*EXERCISE BRIEF*
Render the part of the entries that opens with the first line and closes with the line containing "legend-n-label: N = [722, 142, 754, 163]" as a JSON list of strings, one string per line with blank lines omitted.
┌──
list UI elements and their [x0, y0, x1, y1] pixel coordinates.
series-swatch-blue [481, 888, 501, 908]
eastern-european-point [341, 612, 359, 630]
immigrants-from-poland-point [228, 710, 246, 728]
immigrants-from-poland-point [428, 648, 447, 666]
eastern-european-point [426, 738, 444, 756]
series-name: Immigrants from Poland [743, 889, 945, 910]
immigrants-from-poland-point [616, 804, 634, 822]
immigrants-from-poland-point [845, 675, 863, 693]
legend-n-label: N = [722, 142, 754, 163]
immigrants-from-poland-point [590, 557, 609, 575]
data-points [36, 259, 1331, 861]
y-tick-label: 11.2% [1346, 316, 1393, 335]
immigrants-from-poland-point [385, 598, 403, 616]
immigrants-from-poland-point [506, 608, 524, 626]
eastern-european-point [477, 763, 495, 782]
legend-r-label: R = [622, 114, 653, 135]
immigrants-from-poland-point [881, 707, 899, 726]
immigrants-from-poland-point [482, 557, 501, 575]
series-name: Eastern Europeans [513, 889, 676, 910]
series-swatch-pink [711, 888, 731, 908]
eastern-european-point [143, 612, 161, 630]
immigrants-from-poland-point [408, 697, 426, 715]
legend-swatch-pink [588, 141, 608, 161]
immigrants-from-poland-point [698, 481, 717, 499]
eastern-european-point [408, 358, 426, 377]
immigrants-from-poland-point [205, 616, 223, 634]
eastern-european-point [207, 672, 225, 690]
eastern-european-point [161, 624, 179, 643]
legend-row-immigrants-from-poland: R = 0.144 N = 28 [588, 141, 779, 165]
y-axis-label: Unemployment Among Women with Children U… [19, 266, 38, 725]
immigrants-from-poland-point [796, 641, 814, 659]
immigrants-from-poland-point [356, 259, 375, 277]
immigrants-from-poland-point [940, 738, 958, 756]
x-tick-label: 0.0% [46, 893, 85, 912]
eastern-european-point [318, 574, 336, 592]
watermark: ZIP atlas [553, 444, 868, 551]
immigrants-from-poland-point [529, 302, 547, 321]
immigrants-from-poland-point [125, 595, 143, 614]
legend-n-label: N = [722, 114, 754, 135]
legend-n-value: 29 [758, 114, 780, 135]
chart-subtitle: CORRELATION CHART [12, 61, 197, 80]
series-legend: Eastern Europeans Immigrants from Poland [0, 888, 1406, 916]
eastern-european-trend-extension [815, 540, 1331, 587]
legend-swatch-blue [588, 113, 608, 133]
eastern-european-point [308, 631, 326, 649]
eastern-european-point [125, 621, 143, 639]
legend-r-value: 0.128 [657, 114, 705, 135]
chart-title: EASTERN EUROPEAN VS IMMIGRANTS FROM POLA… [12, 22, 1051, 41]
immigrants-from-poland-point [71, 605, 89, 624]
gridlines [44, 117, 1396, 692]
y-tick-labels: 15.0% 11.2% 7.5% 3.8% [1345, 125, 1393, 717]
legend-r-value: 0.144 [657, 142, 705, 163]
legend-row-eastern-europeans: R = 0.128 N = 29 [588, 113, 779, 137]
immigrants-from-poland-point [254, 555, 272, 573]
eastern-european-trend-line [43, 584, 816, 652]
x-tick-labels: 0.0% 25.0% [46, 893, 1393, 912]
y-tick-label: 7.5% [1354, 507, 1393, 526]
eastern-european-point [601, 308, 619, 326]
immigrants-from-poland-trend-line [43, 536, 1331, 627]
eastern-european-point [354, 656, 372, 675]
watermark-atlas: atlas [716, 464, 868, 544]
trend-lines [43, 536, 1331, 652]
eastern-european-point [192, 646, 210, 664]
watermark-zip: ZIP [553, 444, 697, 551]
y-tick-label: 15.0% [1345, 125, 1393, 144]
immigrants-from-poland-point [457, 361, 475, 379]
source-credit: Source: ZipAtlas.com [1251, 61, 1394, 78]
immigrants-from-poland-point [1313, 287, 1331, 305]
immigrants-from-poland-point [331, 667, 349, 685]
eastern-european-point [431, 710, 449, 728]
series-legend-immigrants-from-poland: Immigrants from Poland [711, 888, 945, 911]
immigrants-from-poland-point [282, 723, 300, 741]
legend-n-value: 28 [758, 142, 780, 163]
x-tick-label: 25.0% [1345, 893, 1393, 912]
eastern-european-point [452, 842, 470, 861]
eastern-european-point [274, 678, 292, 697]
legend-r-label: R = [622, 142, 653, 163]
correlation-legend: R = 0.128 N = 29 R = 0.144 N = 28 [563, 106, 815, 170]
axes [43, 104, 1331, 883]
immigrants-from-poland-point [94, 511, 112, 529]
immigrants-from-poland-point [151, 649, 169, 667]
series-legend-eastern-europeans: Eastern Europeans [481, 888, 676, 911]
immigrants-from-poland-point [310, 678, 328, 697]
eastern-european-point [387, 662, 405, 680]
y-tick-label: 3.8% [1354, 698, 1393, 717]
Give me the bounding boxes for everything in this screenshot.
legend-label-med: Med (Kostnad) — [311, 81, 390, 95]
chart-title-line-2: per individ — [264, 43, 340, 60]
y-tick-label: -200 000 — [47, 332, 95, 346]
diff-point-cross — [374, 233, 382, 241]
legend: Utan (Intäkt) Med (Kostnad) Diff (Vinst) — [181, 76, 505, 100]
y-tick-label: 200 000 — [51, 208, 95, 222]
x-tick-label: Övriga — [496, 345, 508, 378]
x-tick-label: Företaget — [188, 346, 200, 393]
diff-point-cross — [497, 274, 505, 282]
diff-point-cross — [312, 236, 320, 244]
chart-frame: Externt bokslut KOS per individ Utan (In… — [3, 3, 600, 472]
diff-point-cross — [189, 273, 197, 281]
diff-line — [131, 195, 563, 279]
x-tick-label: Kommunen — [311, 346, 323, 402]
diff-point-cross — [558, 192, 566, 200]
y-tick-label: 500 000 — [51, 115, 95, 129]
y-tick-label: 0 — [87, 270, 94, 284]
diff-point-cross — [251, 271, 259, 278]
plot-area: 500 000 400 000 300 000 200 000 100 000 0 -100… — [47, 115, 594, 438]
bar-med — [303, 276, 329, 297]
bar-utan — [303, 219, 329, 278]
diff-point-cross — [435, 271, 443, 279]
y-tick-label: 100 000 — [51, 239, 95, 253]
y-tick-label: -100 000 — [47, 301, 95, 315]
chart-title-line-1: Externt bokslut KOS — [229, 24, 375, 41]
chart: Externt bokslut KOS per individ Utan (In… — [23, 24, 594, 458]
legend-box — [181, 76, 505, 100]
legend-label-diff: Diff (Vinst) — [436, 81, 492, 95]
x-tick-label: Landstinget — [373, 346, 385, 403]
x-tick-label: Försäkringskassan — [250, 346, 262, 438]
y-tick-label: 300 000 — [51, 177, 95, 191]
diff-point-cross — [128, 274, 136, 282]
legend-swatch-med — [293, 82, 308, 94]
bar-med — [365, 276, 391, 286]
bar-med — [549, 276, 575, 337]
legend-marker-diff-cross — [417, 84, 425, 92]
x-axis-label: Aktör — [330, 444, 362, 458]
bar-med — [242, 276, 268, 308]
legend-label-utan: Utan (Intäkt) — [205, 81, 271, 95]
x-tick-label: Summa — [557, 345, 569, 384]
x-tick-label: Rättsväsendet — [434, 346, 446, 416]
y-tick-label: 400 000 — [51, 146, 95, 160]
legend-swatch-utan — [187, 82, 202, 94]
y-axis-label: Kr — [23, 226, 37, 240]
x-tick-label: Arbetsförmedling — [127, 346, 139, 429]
└──
*RESPONSE*
[
  "list UI elements and their [x0, y0, x1, y1] pixel coordinates.",
  "series-swatch-blue [481, 888, 501, 908]",
  "eastern-european-point [341, 612, 359, 630]",
  "immigrants-from-poland-point [228, 710, 246, 728]",
  "immigrants-from-poland-point [428, 648, 447, 666]",
  "eastern-european-point [426, 738, 444, 756]",
  "series-name: Immigrants from Poland [743, 889, 945, 910]",
  "immigrants-from-poland-point [616, 804, 634, 822]",
  "immigrants-from-poland-point [845, 675, 863, 693]",
  "legend-n-label: N = [722, 142, 754, 163]"
]